● WORK INSTRUCTIONS
Substitute "point-marker" for "data-point" in the records, starting at the beginning and ending at the line that contains "x-tick-label: 2020 — [693, 462, 720, 478]". Reproduce only those lines, with everything else unchanged.

● GIVEN RECORDS
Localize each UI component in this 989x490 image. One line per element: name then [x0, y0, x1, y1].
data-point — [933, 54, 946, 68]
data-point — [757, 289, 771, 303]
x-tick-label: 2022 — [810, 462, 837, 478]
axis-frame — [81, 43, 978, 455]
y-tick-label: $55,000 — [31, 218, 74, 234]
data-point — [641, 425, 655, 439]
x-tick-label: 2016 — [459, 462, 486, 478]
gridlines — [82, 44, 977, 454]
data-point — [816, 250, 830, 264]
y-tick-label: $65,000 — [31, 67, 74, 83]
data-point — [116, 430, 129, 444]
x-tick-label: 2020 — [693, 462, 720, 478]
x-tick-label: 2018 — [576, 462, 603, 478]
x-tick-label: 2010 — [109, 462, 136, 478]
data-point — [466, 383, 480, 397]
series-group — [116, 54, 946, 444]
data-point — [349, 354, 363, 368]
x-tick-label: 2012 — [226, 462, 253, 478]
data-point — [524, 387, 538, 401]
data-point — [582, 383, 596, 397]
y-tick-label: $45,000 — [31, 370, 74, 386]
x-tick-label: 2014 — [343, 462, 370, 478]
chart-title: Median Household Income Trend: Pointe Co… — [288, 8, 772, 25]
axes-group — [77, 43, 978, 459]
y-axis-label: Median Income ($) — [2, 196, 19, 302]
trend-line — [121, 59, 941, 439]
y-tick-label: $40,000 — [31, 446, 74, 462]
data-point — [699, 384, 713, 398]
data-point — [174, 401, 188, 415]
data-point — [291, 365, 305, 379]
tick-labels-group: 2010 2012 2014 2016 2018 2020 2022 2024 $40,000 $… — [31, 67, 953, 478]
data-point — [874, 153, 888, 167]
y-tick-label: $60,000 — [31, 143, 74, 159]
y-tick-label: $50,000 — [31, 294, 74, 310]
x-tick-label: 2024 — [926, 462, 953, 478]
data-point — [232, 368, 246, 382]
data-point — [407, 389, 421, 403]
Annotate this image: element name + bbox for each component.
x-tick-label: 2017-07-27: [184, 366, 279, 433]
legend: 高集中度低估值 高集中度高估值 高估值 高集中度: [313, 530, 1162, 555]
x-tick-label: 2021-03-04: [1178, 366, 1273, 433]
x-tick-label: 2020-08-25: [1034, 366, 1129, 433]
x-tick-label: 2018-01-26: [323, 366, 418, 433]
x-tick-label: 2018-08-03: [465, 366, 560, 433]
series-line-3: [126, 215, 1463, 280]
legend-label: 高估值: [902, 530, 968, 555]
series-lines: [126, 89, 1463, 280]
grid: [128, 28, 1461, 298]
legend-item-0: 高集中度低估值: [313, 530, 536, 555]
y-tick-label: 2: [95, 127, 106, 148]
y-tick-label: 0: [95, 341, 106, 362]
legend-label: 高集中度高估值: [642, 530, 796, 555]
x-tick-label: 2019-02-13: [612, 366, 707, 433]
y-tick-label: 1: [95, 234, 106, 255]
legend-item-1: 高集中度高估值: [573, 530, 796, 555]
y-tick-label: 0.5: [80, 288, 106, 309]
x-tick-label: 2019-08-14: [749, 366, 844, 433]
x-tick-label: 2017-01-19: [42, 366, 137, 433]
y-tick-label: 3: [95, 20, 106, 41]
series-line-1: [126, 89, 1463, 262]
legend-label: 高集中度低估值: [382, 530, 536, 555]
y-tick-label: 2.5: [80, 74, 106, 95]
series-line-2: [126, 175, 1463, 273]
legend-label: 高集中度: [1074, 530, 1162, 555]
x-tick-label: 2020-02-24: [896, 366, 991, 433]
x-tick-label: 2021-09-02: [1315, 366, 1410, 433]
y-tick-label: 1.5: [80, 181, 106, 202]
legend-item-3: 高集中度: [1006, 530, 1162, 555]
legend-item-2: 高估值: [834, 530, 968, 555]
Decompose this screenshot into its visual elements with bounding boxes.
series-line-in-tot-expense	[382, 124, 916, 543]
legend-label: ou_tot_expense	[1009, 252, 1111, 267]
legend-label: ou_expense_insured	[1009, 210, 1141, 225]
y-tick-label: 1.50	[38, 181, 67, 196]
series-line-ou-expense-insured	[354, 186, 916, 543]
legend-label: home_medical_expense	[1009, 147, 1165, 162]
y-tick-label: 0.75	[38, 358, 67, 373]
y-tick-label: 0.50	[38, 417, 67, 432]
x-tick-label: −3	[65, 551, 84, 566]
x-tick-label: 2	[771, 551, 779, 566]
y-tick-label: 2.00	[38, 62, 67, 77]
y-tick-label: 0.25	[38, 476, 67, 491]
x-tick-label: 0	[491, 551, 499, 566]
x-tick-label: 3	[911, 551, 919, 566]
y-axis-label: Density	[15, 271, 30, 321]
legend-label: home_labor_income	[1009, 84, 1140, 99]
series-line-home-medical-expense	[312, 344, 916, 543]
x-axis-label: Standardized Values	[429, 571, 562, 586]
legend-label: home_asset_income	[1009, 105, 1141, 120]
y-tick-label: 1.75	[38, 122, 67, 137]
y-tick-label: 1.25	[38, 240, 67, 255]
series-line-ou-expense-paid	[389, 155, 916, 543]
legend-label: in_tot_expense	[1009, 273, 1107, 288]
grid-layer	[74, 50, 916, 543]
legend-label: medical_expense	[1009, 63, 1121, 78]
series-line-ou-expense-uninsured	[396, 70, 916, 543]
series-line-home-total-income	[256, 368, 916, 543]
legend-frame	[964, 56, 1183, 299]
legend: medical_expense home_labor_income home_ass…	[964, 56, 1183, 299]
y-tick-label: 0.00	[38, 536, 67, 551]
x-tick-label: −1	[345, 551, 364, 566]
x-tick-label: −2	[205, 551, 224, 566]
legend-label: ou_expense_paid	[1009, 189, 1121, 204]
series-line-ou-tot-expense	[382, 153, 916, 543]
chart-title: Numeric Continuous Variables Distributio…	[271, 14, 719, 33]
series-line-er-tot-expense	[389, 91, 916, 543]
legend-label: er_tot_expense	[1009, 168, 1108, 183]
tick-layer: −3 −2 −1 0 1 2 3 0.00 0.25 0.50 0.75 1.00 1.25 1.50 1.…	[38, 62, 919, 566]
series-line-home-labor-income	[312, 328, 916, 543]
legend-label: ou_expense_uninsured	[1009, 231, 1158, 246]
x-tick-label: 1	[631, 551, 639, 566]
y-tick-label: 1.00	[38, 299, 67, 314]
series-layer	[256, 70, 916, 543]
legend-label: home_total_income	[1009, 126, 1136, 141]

● ANSWER FOR THIS EXERCISE
Localize each UI component in this 989x490 image. One line per element: name then [x0, y0, x1, y1].
point-marker — [933, 54, 946, 68]
point-marker — [757, 289, 771, 303]
x-tick-label: 2022 — [810, 462, 837, 478]
axis-frame — [81, 43, 978, 455]
y-tick-label: $55,000 — [31, 218, 74, 234]
point-marker — [641, 425, 655, 439]
x-tick-label: 2016 — [459, 462, 486, 478]
gridlines — [82, 44, 977, 454]
point-marker — [816, 250, 830, 264]
y-tick-label: $65,000 — [31, 67, 74, 83]
point-marker — [116, 430, 129, 444]
x-tick-label: 2020 — [693, 462, 720, 478]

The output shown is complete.